WHAT YOU SHOULD DO: All the data must come back unchanged, except that pictures are left out.

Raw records
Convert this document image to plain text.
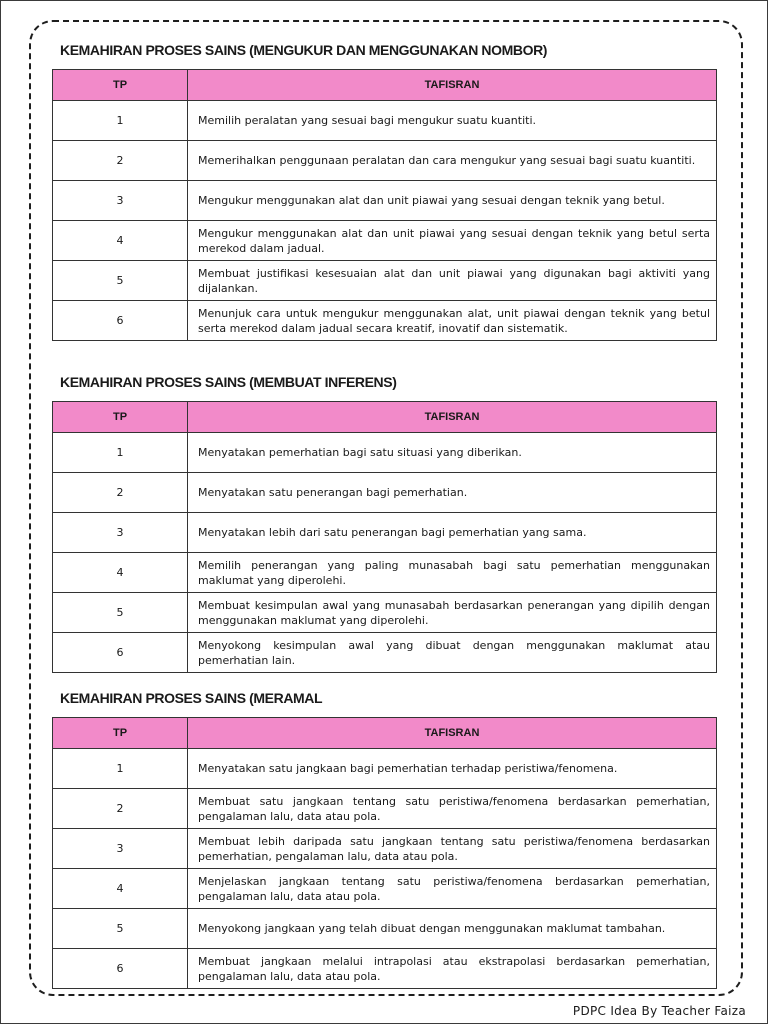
KEMAHIRAN PROSES SAINS (MENGUKUR DAN MENGGUNAKAN NOMBOR)
TP	TAFISRAN
1	Memilih peralatan yang sesuai bagi mengukur suatu kuantiti.
2	Memerihalkan penggunaan peralatan dan cara mengukur yang sesuai bagi suatu kuantiti.
3	Mengukur menggunakan alat dan unit piawai yang sesuai dengan teknik yang betul.
4	Mengukur menggunakan alat dan unit piawai yang sesuai dengan teknik yang betul serta merekod dalam jadual.
5	Membuat justifikasi kesesuaian alat dan unit piawai yang digunakan bagi aktiviti yang dijalankan.
6	Menunjuk cara untuk mengukur menggunakan alat, unit piawai dengan teknik yang betul serta merekod dalam jadual secara kreatif, inovatif dan sistematik.
KEMAHIRAN PROSES SAINS (MEMBUAT INFERENS)
TP	TAFISRAN
1	Menyatakan pemerhatian bagi satu situasi yang diberikan.
2	Menyatakan satu penerangan bagi pemerhatian.
3	Menyatakan lebih dari satu penerangan bagi pemerhatian yang sama.
4	Memilih penerangan yang paling munasabah bagi satu pemerhatian menggunakan maklumat yang diperolehi.
5	Membuat kesimpulan awal yang munasabah berdasarkan penerangan yang dipilih dengan menggunakan maklumat yang diperolehi.
6	Menyokong kesimpulan awal yang dibuat dengan menggunakan maklumat atau pemerhatian lain.
KEMAHIRAN PROSES SAINS (MERAMAL
TP	TAFISRAN
1	Menyatakan satu jangkaan bagi pemerhatian terhadap peristiwa/fenomena.
2	Membuat satu jangkaan tentang satu peristiwa/fenomena berdasarkan pemerhatian, pengalaman lalu, data atau pola.
3	Membuat lebih daripada satu jangkaan tentang satu peristiwa/fenomena berdasarkan pemerhatian, pengalaman lalu, data atau pola.
4	Menjelaskan jangkaan tentang satu peristiwa/fenomena berdasarkan pemerhatian, pengalaman lalu, data atau pola.
5	Menyokong jangkaan yang telah dibuat dengan menggunakan maklumat tambahan.
6	Membuat jangkaan melalui intrapolasi atau ekstrapolasi berdasarkan pemerhatian, pengalaman lalu, data atau pola.
PDPC Idea By Teacher Faiza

TASK SOLUTION:
Convert this document image to plain text.
KEMAHIRAN PROSES SAINS (MENGUKUR DAN MENGGUNAKAN NOMBOR)
TP	TAFISRAN
1	Memilih peralatan yang sesuai bagi mengukur suatu kuantiti.
2	Memerihalkan penggunaan peralatan dan cara mengukur yang sesuai bagi suatu kuantiti.
3	Mengukur menggunakan alat dan unit piawai yang sesuai dengan teknik yang betul.
4	Mengukur menggunakan alat dan unit piawai yang sesuai dengan teknik yang betul serta merekod dalam jadual.
5	Membuat justifikasi kesesuaian alat dan unit piawai yang digunakan bagi aktiviti yang dijalankan.
6	Menunjuk cara untuk mengukur menggunakan alat, unit piawai dengan teknik yang betul serta merekod dalam jadual secara kreatif, inovatif dan sistematik.
KEMAHIRAN PROSES SAINS (MEMBUAT INFERENS)
TP	TAFISRAN
1	Menyatakan pemerhatian bagi satu situasi yang diberikan.
2	Menyatakan satu penerangan bagi pemerhatian.
3	Menyatakan lebih dari satu penerangan bagi pemerhatian yang sama.
4	Memilih penerangan yang paling munasabah bagi satu pemerhatian menggunakan maklumat yang diperolehi.
5	Membuat kesimpulan awal yang munasabah berdasarkan penerangan yang dipilih dengan menggunakan maklumat yang diperolehi.
6	Menyokong kesimpulan awal yang dibuat dengan menggunakan maklumat atau pemerhatian lain.
KEMAHIRAN PROSES SAINS (MERAMAL
TP	TAFISRAN
1	Menyatakan satu jangkaan bagi pemerhatian terhadap peristiwa/fenomena.
2	Membuat satu jangkaan tentang satu peristiwa/fenomena berdasarkan pemerhatian, pengalaman lalu, data atau pola.
3	Membuat lebih daripada satu jangkaan tentang satu peristiwa/fenomena berdasarkan pemerhatian, pengalaman lalu, data atau pola.
4	Menjelaskan jangkaan tentang satu peristiwa/fenomena berdasarkan pemerhatian, pengalaman lalu, data atau pola.
5	Menyokong jangkaan yang telah dibuat dengan menggunakan maklumat tambahan.
6	Membuat jangkaan melalui intrapolasi atau ekstrapolasi berdasarkan pemerhatian, pengalaman lalu, data atau pola.
PDPC Idea By Teacher Faiza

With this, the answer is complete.